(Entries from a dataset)
--

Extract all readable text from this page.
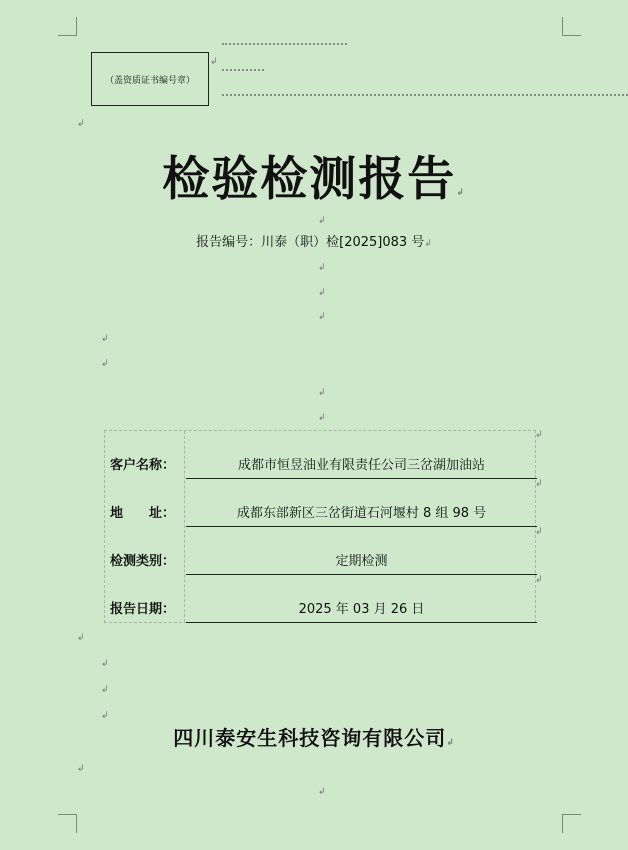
（盖资质证书编号章）
检验检测报告↲
报告编号：川泰（职）检[2025]083 号↲
客户名称：	成都市恒昱油业有限责任公司三岔湖加油站
地　　址：	成都东部新区三岔街道石河堰村 8 组 98 号
检测类别：	定期检测
报告日期：	2025 年 03 月 26 日
四川泰安生科技咨询有限公司↲
↲
↲
↲
↲
↲
↲
↲
↲
↲
↲
↲
↲
↲
↲
↲
↲
↲
↲
↲
↲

--

__EXERCISE PROMPT__. From the listing, extract all text exactly as given and drop any picture.

__SOLUTION__.
Extract all readable text from this page.
（盖资质证书编号章）
检验检测报告↲
报告编号：川泰（职）检[2025]083 号↲
客户名称：	成都市恒昱油业有限责任公司三岔湖加油站
地　　址：	成都东部新区三岔街道石河堰村 8 组 98 号
检测类别：	定期检测
报告日期：	2025 年 03 月 26 日
四川泰安生科技咨询有限公司↲
↲
↲
↲
↲
↲
↲
↲
↲
↲
↲
↲
↲
↲
↲
↲
↲
↲
↲
↲
↲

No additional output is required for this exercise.